■ EXERCISE DETAILS:
Copy out every line in the entries below that includes "true".

— Begin DATA IN THIS EXERCISE —

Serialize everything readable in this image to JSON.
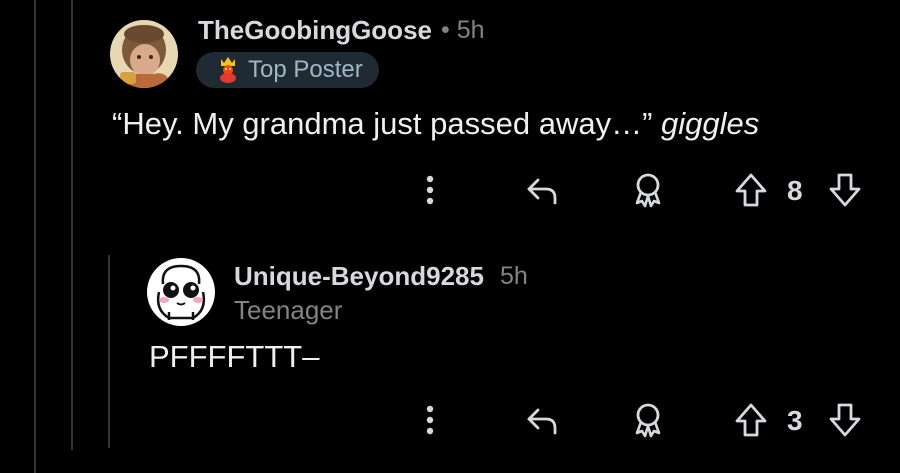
{
  "comments": [
    {
      "username": "TheGoobingGoose",
      "separator": "•",
      "time": "5h",
      "flair": "Top Poster",
      "body_quote": "“Hey. My grandma just passed away…”",
      "body_italic": "giggles",
      "score": "8"
    },
    {
      "username": "Unique-Beyond9285",
      "time": "5h",
      "flair": "Teenager",
      "body": "PFFFFTTT–",
      "score": "3"
    }
  ],
  "icons": {
    "more": "more-vertical-icon",
    "reply": "reply-arrow-icon",
    "award": "award-icon",
    "upvote": "upvote-arrow-icon",
    "downvote": "downvote-arrow-icon",
    "flair": "crown-mascot-icon"
  },
  "colors": {
    "background": "#000000",
    "text": "#d7dadc",
    "muted": "#818384",
    "flair_bg": "#1f2a33",
    "flair_text": "#9fb6c7",
    "thread_line": "#343536"
  }
}
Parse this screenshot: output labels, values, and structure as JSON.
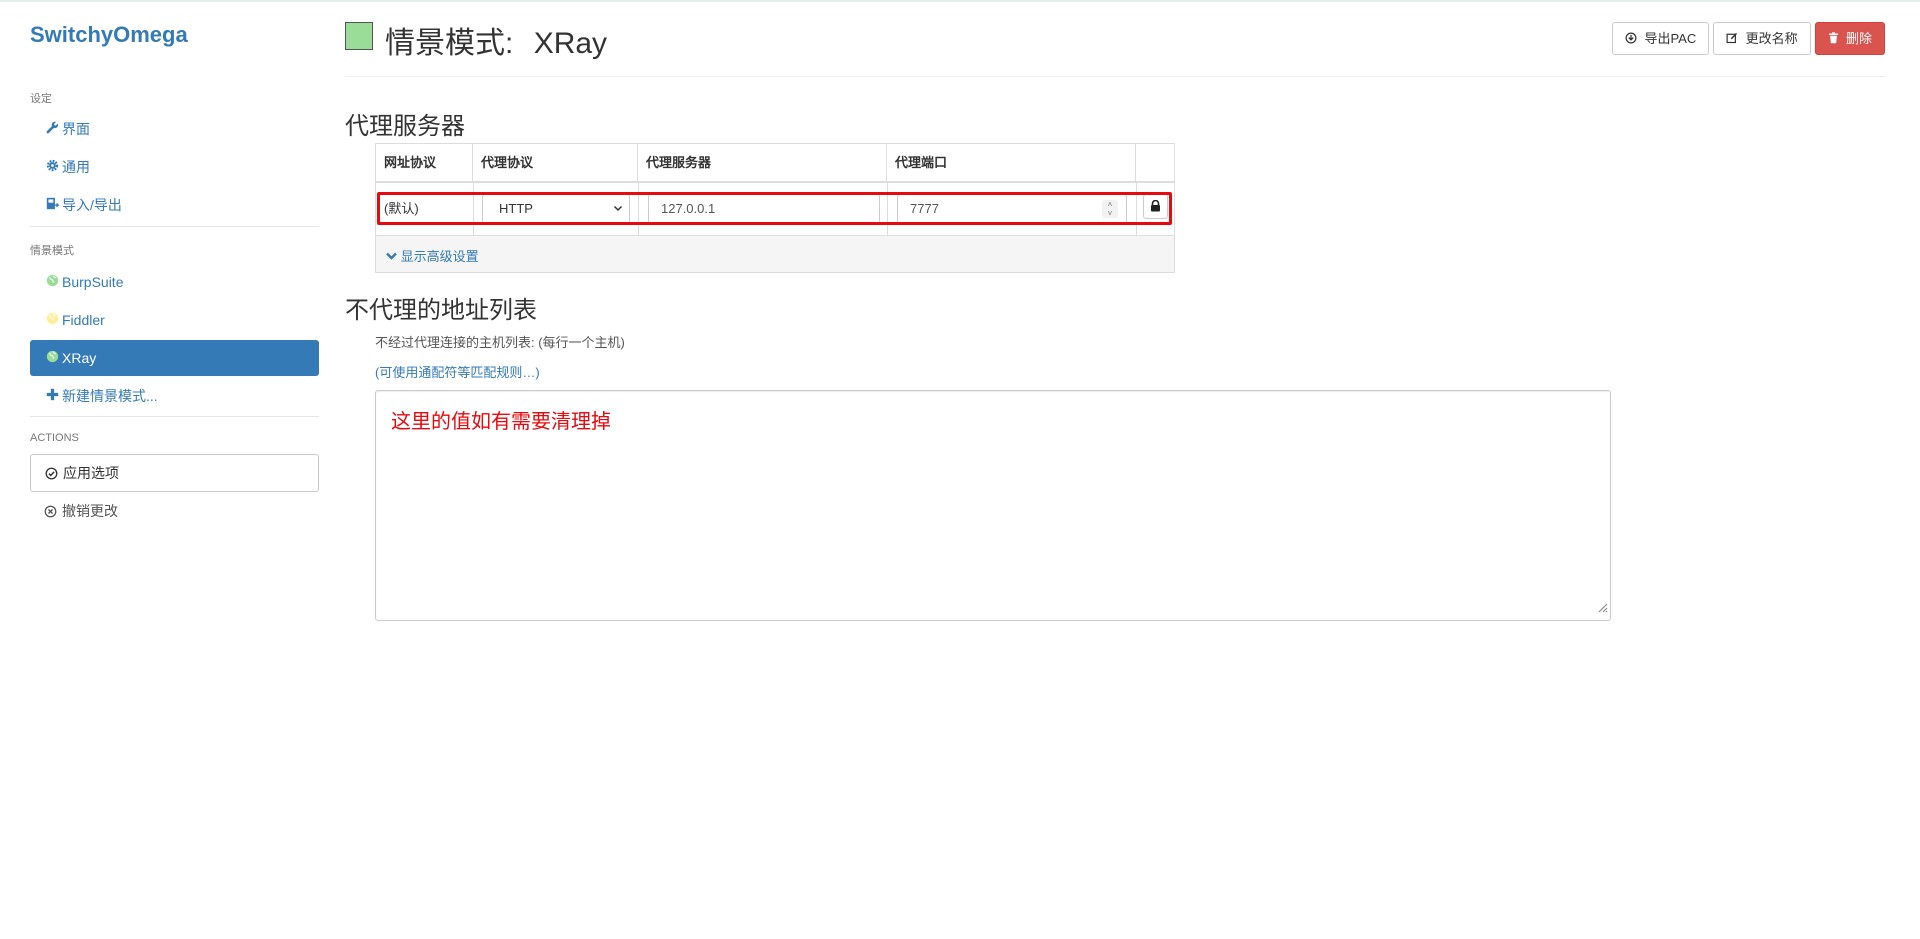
{
  "app": {
    "brand": "SwitchyOmega"
  },
  "sidebar": {
    "settings_header": "设定",
    "settings_items": [
      {
        "label": "界面",
        "icon": "wrench-icon"
      },
      {
        "label": "通用",
        "icon": "gear-icon"
      },
      {
        "label": "导入/导出",
        "icon": "import-export-icon"
      }
    ],
    "profiles_header": "情景模式",
    "profiles": [
      {
        "label": "BurpSuite",
        "icon": "globe-icon",
        "color": "#99dd99"
      },
      {
        "label": "Fiddler",
        "icon": "globe-icon",
        "color": "#ffee99"
      },
      {
        "label": "XRay",
        "icon": "globe-icon",
        "color": "#99dd99",
        "active": true
      }
    ],
    "new_profile": "新建情景模式...",
    "actions_header": "ACTIONS",
    "apply_label": "应用选项",
    "discard_label": "撤销更改"
  },
  "header": {
    "title_prefix": "情景模式:",
    "profile_name": "XRay",
    "profile_color": "#99dd99",
    "export_pac": "导出PAC",
    "rename": "更改名称",
    "delete": "删除"
  },
  "proxy_section": {
    "title": "代理服务器",
    "columns": [
      "网址协议",
      "代理协议",
      "代理服务器",
      "代理端口"
    ],
    "row": {
      "scheme": "(默认)",
      "protocol": "HTTP",
      "server": "127.0.0.1",
      "port": "7777"
    },
    "show_advanced": "显示高级设置"
  },
  "bypass_section": {
    "title": "不代理的地址列表",
    "help": "不经过代理连接的主机列表: (每行一个主机)",
    "wildcard_link": "(可使用通配符等匹配规则…)",
    "note": "这里的值如有需要清理掉"
  },
  "colors": {
    "accent": "#337ab7",
    "danger": "#d9534f",
    "highlight": "#e8080d"
  }
}
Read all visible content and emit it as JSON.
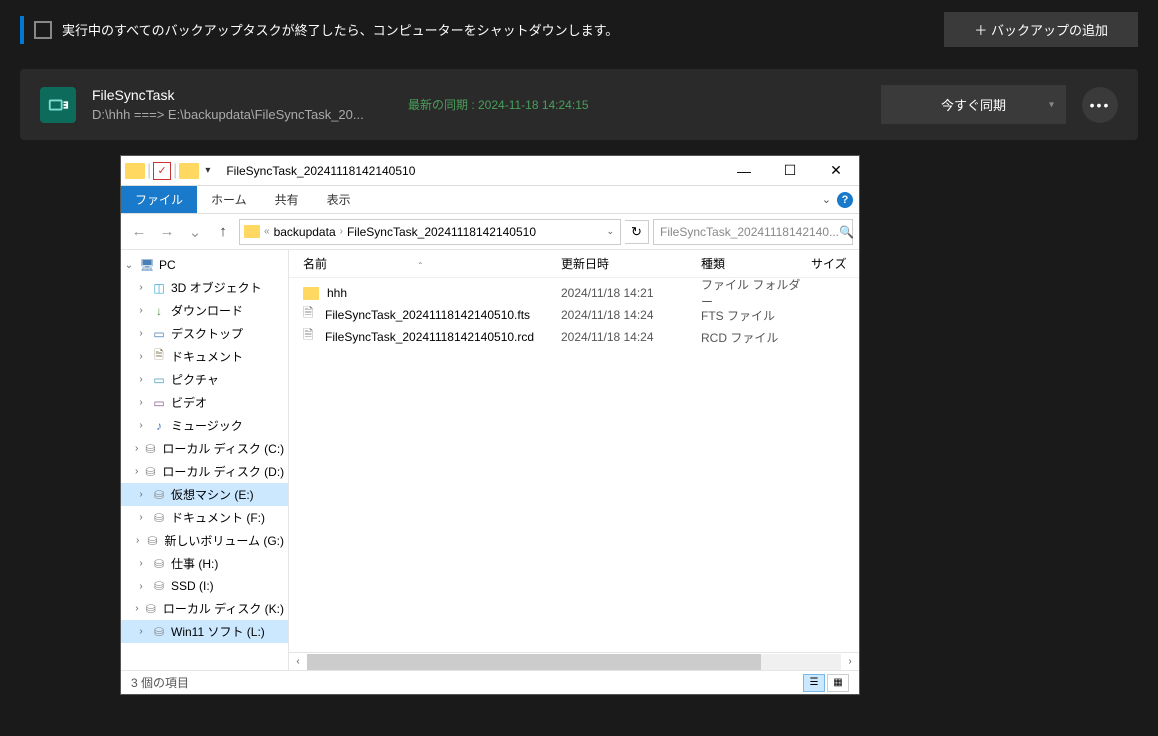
{
  "topbar": {
    "shutdown_text": "実行中のすべてのバックアップタスクが終了したら、コンピューターをシャットダウンします。",
    "add_backup": "＋ バックアップの追加"
  },
  "task": {
    "title": "FileSyncTask",
    "path": "D:\\hhh ===> E:\\backupdata\\FileSyncTask_20...",
    "sync_status": "最新の同期 : 2024-11-18 14:24:15",
    "sync_btn": "今すぐ同期",
    "dropdown": "▾",
    "more": "•••"
  },
  "explorer": {
    "window_title": "FileSyncTask_20241118142140510",
    "ribbon": {
      "file": "ファイル",
      "home": "ホーム",
      "share": "共有",
      "view": "表示"
    },
    "breadcrumb": {
      "part1": "backupdata",
      "part2": "FileSyncTask_20241118142140510"
    },
    "search_placeholder": "FileSyncTask_20241118142140...",
    "tree": {
      "pc": "PC",
      "items": [
        {
          "label": "3D オブジェクト",
          "icon_class": "icon-3d",
          "glyph": "◫"
        },
        {
          "label": "ダウンロード",
          "icon_class": "icon-download",
          "glyph": "↓"
        },
        {
          "label": "デスクトップ",
          "icon_class": "icon-desktop",
          "glyph": "▭"
        },
        {
          "label": "ドキュメント",
          "icon_class": "icon-doc",
          "glyph": "🗎"
        },
        {
          "label": "ピクチャ",
          "icon_class": "icon-pic",
          "glyph": "▭"
        },
        {
          "label": "ビデオ",
          "icon_class": "icon-video",
          "glyph": "▭"
        },
        {
          "label": "ミュージック",
          "icon_class": "icon-music",
          "glyph": "♪"
        },
        {
          "label": "ローカル ディスク (C:)",
          "icon_class": "icon-disk",
          "glyph": "⛁"
        },
        {
          "label": "ローカル ディスク (D:)",
          "icon_class": "icon-disk",
          "glyph": "⛁"
        },
        {
          "label": "仮想マシン (E:)",
          "icon_class": "icon-disk",
          "glyph": "⛁",
          "selected": true
        },
        {
          "label": "ドキュメント (F:)",
          "icon_class": "icon-disk",
          "glyph": "⛁"
        },
        {
          "label": "新しいボリューム (G:)",
          "icon_class": "icon-disk",
          "glyph": "⛁"
        },
        {
          "label": "仕事 (H:)",
          "icon_class": "icon-disk",
          "glyph": "⛁"
        },
        {
          "label": "SSD (I:)",
          "icon_class": "icon-disk",
          "glyph": "⛁"
        },
        {
          "label": "ローカル ディスク (K:)",
          "icon_class": "icon-disk",
          "glyph": "⛁"
        },
        {
          "label": "Win11 ソフト (L:)",
          "icon_class": "icon-disk",
          "glyph": "⛁",
          "selected": true
        }
      ]
    },
    "columns": {
      "name": "名前",
      "date": "更新日時",
      "type": "種類",
      "size": "サイズ"
    },
    "files": [
      {
        "name": "hhh",
        "date": "2024/11/18 14:21",
        "type": "ファイル フォルダー",
        "is_folder": true
      },
      {
        "name": "FileSyncTask_20241118142140510.fts",
        "date": "2024/11/18 14:24",
        "type": "FTS ファイル",
        "is_folder": false
      },
      {
        "name": "FileSyncTask_20241118142140510.rcd",
        "date": "2024/11/18 14:24",
        "type": "RCD ファイル",
        "is_folder": false
      }
    ],
    "status": "3 個の項目"
  }
}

— End DATA IN THIS EXERCISE —

■ EXERCISE RESULT:
        "active": true
          "selected": true
          "selected": true
        "is_folder": true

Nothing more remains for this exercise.